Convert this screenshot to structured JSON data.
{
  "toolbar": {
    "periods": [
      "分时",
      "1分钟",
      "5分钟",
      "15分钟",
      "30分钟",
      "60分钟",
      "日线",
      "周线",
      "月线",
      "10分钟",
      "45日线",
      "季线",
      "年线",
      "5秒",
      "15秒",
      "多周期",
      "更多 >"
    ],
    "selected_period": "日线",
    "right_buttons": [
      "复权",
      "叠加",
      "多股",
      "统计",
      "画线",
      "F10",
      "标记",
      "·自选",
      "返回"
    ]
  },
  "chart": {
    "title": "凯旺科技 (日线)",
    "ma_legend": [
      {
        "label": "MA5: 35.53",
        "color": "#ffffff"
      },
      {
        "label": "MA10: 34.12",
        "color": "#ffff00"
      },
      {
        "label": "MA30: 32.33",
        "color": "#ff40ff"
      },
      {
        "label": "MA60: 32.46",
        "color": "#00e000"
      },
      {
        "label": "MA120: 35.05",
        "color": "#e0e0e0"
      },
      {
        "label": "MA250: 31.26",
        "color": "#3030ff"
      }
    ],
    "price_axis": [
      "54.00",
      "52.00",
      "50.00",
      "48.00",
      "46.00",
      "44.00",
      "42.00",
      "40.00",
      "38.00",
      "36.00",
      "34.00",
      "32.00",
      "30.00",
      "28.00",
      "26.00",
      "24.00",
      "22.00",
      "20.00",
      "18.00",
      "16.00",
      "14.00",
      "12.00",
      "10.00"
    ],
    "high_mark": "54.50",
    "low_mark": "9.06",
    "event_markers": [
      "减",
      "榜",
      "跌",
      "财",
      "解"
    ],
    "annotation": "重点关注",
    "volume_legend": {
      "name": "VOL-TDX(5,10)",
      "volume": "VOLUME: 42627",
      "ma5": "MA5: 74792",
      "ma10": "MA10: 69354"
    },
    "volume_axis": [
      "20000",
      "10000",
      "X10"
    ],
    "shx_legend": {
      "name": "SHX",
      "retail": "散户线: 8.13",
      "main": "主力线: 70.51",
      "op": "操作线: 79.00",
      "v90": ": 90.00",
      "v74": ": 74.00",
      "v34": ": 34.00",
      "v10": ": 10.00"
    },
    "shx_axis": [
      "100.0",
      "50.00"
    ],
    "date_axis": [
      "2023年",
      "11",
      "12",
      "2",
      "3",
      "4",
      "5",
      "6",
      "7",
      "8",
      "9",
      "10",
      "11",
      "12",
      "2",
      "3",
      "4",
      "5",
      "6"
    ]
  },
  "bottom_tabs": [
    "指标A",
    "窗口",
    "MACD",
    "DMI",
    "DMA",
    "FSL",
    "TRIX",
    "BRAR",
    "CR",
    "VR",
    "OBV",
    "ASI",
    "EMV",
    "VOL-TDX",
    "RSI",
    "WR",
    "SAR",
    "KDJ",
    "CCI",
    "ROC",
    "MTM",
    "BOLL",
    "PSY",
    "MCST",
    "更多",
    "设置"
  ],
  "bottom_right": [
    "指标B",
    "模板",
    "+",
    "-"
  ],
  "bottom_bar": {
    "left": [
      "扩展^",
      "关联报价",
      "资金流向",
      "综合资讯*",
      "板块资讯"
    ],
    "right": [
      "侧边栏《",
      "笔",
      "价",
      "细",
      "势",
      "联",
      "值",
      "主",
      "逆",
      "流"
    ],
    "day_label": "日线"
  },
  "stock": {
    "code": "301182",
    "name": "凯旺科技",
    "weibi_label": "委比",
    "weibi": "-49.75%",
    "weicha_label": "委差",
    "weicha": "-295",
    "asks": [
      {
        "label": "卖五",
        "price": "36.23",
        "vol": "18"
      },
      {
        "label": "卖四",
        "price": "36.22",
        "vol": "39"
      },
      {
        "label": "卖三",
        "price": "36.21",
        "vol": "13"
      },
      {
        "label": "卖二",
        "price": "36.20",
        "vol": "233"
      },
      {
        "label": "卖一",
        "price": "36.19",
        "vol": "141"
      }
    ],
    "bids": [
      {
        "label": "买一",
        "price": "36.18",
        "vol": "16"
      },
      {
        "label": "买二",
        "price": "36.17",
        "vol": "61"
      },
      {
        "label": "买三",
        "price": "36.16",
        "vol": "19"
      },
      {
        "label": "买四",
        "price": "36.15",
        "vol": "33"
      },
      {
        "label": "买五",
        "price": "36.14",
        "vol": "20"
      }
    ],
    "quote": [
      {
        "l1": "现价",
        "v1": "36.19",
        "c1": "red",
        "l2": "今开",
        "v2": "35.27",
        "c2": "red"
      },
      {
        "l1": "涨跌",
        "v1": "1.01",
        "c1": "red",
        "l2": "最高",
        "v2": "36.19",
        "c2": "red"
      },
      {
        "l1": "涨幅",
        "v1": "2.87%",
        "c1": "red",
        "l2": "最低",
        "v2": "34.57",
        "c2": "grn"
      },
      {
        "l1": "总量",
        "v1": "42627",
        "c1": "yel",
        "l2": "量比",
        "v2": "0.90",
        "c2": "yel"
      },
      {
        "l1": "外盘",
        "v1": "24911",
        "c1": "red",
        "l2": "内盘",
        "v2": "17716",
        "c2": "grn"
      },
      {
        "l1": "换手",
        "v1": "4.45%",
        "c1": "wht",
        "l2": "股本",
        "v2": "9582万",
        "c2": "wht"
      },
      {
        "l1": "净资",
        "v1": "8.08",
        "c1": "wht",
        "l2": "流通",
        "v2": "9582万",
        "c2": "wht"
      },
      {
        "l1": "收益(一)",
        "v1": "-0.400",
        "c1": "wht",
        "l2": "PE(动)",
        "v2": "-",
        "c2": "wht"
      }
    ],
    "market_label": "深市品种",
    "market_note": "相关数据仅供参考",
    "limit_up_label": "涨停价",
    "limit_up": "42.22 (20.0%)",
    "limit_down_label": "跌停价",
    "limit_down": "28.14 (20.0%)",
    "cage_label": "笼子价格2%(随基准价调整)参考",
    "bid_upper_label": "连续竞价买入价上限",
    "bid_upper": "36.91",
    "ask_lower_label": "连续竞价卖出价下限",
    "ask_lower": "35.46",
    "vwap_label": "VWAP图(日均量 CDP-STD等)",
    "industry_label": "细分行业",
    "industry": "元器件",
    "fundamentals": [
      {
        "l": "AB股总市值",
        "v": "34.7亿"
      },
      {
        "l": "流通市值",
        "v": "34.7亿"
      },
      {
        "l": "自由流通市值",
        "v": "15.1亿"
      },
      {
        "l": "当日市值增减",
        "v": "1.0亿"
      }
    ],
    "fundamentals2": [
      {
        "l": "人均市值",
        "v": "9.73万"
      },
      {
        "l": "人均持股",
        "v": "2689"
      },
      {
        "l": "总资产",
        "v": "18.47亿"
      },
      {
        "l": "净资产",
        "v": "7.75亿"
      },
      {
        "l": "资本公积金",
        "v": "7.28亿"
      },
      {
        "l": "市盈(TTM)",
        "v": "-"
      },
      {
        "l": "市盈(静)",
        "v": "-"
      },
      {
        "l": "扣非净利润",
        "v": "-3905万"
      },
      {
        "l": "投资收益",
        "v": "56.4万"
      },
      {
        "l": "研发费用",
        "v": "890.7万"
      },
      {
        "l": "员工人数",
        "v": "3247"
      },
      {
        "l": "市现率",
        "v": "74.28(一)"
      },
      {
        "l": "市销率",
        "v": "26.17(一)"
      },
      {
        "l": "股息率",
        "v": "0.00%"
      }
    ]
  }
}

The problem: From the records above, please extract every line and repeat it exactly.

Result below:
Convert this screenshot to structured JSON data.
{
  "toolbar": {
    "periods": [
      "分时",
      "1分钟",
      "5分钟",
      "15分钟",
      "30分钟",
      "60分钟",
      "日线",
      "周线",
      "月线",
      "10分钟",
      "45日线",
      "季线",
      "年线",
      "5秒",
      "15秒",
      "多周期",
      "更多 >"
    ],
    "selected_period": "日线",
    "right_buttons": [
      "复权",
      "叠加",
      "多股",
      "统计",
      "画线",
      "F10",
      "标记",
      "·自选",
      "返回"
    ]
  },
  "chart": {
    "title": "凯旺科技 (日线)",
    "ma_legend": [
      {
        "label": "MA5: 35.53",
        "color": "#ffffff"
      },
      {
        "label": "MA10: 34.12",
        "color": "#ffff00"
      },
      {
        "label": "MA30: 32.33",
        "color": "#ff40ff"
      },
      {
        "label": "MA60: 32.46",
        "color": "#00e000"
      },
      {
        "label": "MA120: 35.05",
        "color": "#e0e0e0"
      },
      {
        "label": "MA250: 31.26",
        "color": "#3030ff"
      }
    ],
    "price_axis": [
      "54.00",
      "52.00",
      "50.00",
      "48.00",
      "46.00",
      "44.00",
      "42.00",
      "40.00",
      "38.00",
      "36.00",
      "34.00",
      "32.00",
      "30.00",
      "28.00",
      "26.00",
      "24.00",
      "22.00",
      "20.00",
      "18.00",
      "16.00",
      "14.00",
      "12.00",
      "10.00"
    ],
    "high_mark": "54.50",
    "low_mark": "9.06",
    "event_markers": [
      "减",
      "榜",
      "跌",
      "财",
      "解"
    ],
    "annotation": "重点关注",
    "volume_legend": {
      "name": "VOL-TDX(5,10)",
      "volume": "VOLUME: 42627",
      "ma5": "MA5: 74792",
      "ma10": "MA10: 69354"
    },
    "volume_axis": [
      "20000",
      "10000",
      "X10"
    ],
    "shx_legend": {
      "name": "SHX",
      "retail": "散户线: 8.13",
      "main": "主力线: 70.51",
      "op": "操作线: 79.00",
      "v90": ": 90.00",
      "v74": ": 74.00",
      "v34": ": 34.00",
      "v10": ": 10.00"
    },
    "shx_axis": [
      "100.0",
      "50.00"
    ],
    "date_axis": [
      "2023年",
      "11",
      "12",
      "2",
      "3",
      "4",
      "5",
      "6",
      "7",
      "8",
      "9",
      "10",
      "11",
      "12",
      "2",
      "3",
      "4",
      "5",
      "6"
    ]
  },
  "bottom_tabs": [
    "指标A",
    "窗口",
    "MACD",
    "DMI",
    "DMA",
    "FSL",
    "TRIX",
    "BRAR",
    "CR",
    "VR",
    "OBV",
    "ASI",
    "EMV",
    "VOL-TDX",
    "RSI",
    "WR",
    "SAR",
    "KDJ",
    "CCI",
    "ROC",
    "MTM",
    "BOLL",
    "PSY",
    "MCST",
    "更多",
    "设置"
  ],
  "bottom_right": [
    "指标B",
    "模板",
    "+",
    "-"
  ],
  "bottom_bar": {
    "left": [
      "扩展^",
      "关联报价",
      "资金流向",
      "综合资讯*",
      "板块资讯"
    ],
    "right": [
      "侧边栏《",
      "笔",
      "价",
      "细",
      "势",
      "联",
      "值",
      "主",
      "逆",
      "流"
    ],
    "day_label": "日线"
  },
  "stock": {
    "code": "301182",
    "name": "凯旺科技",
    "weibi_label": "委比",
    "weibi": "-49.75%",
    "weicha_label": "委差",
    "weicha": "-295",
    "asks": [
      {
        "label": "卖五",
        "price": "36.23",
        "vol": "18"
      },
      {
        "label": "卖四",
        "price": "36.22",
        "vol": "39"
      },
      {
        "label": "卖三",
        "price": "36.21",
        "vol": "13"
      },
      {
        "label": "卖二",
        "price": "36.20",
        "vol": "233"
      },
      {
        "label": "卖一",
        "price": "36.19",
        "vol": "141"
      }
    ],
    "bids": [
      {
        "label": "买一",
        "price": "36.18",
        "vol": "16"
      },
      {
        "label": "买二",
        "price": "36.17",
        "vol": "61"
      },
      {
        "label": "买三",
        "price": "36.16",
        "vol": "19"
      },
      {
        "label": "买四",
        "price": "36.15",
        "vol": "33"
      },
      {
        "label": "买五",
        "price": "36.14",
        "vol": "20"
      }
    ],
    "quote": [
      {
        "l1": "现价",
        "v1": "36.19",
        "c1": "red",
        "l2": "今开",
        "v2": "35.27",
        "c2": "red"
      },
      {
        "l1": "涨跌",
        "v1": "1.01",
        "c1": "red",
        "l2": "最高",
        "v2": "36.19",
        "c2": "red"
      },
      {
        "l1": "涨幅",
        "v1": "2.87%",
        "c1": "red",
        "l2": "最低",
        "v2": "34.57",
        "c2": "grn"
      },
      {
        "l1": "总量",
        "v1": "42627",
        "c1": "yel",
        "l2": "量比",
        "v2": "0.90",
        "c2": "yel"
      },
      {
        "l1": "外盘",
        "v1": "24911",
        "c1": "red",
        "l2": "内盘",
        "v2": "17716",
        "c2": "grn"
      },
      {
        "l1": "换手",
        "v1": "4.45%",
        "c1": "wht",
        "l2": "股本",
        "v2": "9582万",
        "c2": "wht"
      },
      {
        "l1": "净资",
        "v1": "8.08",
        "c1": "wht",
        "l2": "流通",
        "v2": "9582万",
        "c2": "wht"
      },
      {
        "l1": "收益(一)",
        "v1": "-0.400",
        "c1": "wht",
        "l2": "PE(动)",
        "v2": "-",
        "c2": "wht"
      }
    ],
    "market_label": "深市品种",
    "market_note": "相关数据仅供参考",
    "limit_up_label": "涨停价",
    "limit_up": "42.22 (20.0%)",
    "limit_down_label": "跌停价",
    "limit_down": "28.14 (20.0%)",
    "cage_label": "笼子价格2%(随基准价调整)参考",
    "bid_upper_label": "连续竞价买入价上限",
    "bid_upper": "36.91",
    "ask_lower_label": "连续竞价卖出价下限",
    "ask_lower": "35.46",
    "vwap_label": "VWAP图(日均量 CDP-STD等)",
    "industry_label": "细分行业",
    "industry": "元器件",
    "fundamentals": [
      {
        "l": "AB股总市值",
        "v": "34.7亿"
      },
      {
        "l": "流通市值",
        "v": "34.7亿"
      },
      {
        "l": "自由流通市值",
        "v": "15.1亿"
      },
      {
        "l": "当日市值增减",
        "v": "1.0亿"
      }
    ],
    "fundamentals2": [
      {
        "l": "人均市值",
        "v": "9.73万"
      },
      {
        "l": "人均持股",
        "v": "2689"
      },
      {
        "l": "总资产",
        "v": "18.47亿"
      },
      {
        "l": "净资产",
        "v": "7.75亿"
      },
      {
        "l": "资本公积金",
        "v": "7.28亿"
      },
      {
        "l": "市盈(TTM)",
        "v": "-"
      },
      {
        "l": "市盈(静)",
        "v": "-"
      },
      {
        "l": "扣非净利润",
        "v": "-3905万"
      },
      {
        "l": "投资收益",
        "v": "56.4万"
      },
      {
        "l": "研发费用",
        "v": "890.7万"
      },
      {
        "l": "员工人数",
        "v": "3247"
      },
      {
        "l": "市现率",
        "v": "74.28(一)"
      },
      {
        "l": "市销率",
        "v": "26.17(一)"
      },
      {
        "l": "股息率",
        "v": "0.00%"
      }
    ]
  }
}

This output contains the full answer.